What is being asked -
Please rewrite the records from the start through the line that contains "data-point: [463, 445, 472, 454]", including that line, with "annotation" changed to "country-label" and everything else unchanged. Give only those lines.

◆ ◆ ◆ ◆

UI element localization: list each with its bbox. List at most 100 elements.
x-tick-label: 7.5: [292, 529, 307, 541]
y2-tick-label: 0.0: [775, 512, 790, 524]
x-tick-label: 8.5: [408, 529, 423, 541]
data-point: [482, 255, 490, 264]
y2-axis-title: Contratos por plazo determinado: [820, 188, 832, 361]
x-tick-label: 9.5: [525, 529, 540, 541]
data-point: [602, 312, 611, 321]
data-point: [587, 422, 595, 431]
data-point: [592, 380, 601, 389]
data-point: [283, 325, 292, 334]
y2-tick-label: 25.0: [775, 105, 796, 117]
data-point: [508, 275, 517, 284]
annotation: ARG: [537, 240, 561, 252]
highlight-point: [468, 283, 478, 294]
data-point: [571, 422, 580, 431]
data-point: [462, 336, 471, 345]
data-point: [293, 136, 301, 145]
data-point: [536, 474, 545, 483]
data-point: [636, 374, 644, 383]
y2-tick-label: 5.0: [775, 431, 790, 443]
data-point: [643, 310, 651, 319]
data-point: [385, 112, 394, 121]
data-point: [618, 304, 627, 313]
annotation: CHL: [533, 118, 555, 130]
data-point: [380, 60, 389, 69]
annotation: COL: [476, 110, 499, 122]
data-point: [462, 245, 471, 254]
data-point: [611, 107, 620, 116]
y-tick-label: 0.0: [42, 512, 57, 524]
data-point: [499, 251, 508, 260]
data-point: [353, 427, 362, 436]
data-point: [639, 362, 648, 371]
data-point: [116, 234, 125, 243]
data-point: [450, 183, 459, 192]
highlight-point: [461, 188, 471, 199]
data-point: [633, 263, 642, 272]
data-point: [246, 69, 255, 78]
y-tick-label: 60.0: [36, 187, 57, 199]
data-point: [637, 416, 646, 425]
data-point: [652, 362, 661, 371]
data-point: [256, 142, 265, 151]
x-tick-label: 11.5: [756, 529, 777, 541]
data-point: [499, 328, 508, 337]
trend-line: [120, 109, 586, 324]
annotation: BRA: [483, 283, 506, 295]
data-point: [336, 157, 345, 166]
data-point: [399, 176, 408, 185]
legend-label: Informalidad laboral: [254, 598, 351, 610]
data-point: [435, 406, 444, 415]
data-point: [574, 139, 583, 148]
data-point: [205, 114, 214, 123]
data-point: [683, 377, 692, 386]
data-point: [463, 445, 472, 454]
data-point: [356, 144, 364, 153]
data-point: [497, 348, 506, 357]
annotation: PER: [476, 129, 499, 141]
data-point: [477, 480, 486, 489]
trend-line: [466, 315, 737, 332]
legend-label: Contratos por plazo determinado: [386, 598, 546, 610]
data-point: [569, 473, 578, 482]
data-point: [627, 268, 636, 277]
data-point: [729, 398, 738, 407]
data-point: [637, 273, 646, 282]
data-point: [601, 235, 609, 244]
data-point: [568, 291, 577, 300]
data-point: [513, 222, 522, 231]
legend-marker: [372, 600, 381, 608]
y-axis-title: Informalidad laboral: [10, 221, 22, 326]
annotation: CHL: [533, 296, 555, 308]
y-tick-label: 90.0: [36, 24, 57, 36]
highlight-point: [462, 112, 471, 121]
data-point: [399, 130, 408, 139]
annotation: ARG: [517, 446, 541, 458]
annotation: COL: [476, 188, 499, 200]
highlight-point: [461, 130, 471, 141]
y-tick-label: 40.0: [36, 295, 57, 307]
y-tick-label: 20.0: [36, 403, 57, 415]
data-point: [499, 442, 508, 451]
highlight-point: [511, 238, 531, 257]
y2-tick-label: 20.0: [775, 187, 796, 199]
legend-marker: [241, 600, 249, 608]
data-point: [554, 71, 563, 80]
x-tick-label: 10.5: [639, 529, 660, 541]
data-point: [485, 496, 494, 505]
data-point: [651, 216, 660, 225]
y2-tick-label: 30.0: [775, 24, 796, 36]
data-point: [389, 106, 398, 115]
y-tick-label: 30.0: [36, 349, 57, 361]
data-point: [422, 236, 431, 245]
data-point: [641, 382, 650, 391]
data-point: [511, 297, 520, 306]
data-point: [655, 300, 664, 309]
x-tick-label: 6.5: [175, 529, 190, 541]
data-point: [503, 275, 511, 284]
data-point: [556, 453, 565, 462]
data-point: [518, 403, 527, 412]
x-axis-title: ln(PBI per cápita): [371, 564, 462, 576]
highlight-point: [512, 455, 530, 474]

◆ ◆ ◆ ◆

Solution to the exercise -
UI element localization: list each with its bbox. List at most 100 elements.
x-tick-label: 7.5: [292, 529, 307, 541]
y2-tick-label: 0.0: [775, 512, 790, 524]
x-tick-label: 8.5: [408, 529, 423, 541]
data-point: [482, 255, 490, 264]
y2-axis-title: Contratos por plazo determinado: [820, 188, 832, 361]
x-tick-label: 9.5: [525, 529, 540, 541]
data-point: [602, 312, 611, 321]
data-point: [587, 422, 595, 431]
data-point: [592, 380, 601, 389]
data-point: [283, 325, 292, 334]
y2-tick-label: 25.0: [775, 105, 796, 117]
data-point: [508, 275, 517, 284]
country-label: ARG: [537, 240, 561, 252]
highlight-point: [468, 283, 478, 294]
data-point: [571, 422, 580, 431]
data-point: [462, 336, 471, 345]
data-point: [293, 136, 301, 145]
data-point: [536, 474, 545, 483]
data-point: [636, 374, 644, 383]
y2-tick-label: 5.0: [775, 431, 790, 443]
data-point: [643, 310, 651, 319]
data-point: [385, 112, 394, 121]
data-point: [618, 304, 627, 313]
country-label: CHL: [533, 118, 555, 130]
data-point: [380, 60, 389, 69]
country-label: COL: [476, 110, 499, 122]
data-point: [462, 245, 471, 254]
data-point: [611, 107, 620, 116]
y-tick-label: 0.0: [42, 512, 57, 524]
data-point: [499, 251, 508, 260]
data-point: [353, 427, 362, 436]
data-point: [639, 362, 648, 371]
data-point: [116, 234, 125, 243]
data-point: [450, 183, 459, 192]
highlight-point: [461, 188, 471, 199]
data-point: [633, 263, 642, 272]
data-point: [246, 69, 255, 78]
y-tick-label: 60.0: [36, 187, 57, 199]
data-point: [637, 416, 646, 425]
data-point: [652, 362, 661, 371]
data-point: [256, 142, 265, 151]
x-tick-label: 11.5: [756, 529, 777, 541]
data-point: [499, 328, 508, 337]
trend-line: [120, 109, 586, 324]
country-label: BRA: [483, 283, 506, 295]
data-point: [336, 157, 345, 166]
data-point: [399, 176, 408, 185]
legend-label: Informalidad laboral: [254, 598, 351, 610]
data-point: [435, 406, 444, 415]
data-point: [574, 139, 583, 148]
data-point: [205, 114, 214, 123]
data-point: [683, 377, 692, 386]
data-point: [463, 445, 472, 454]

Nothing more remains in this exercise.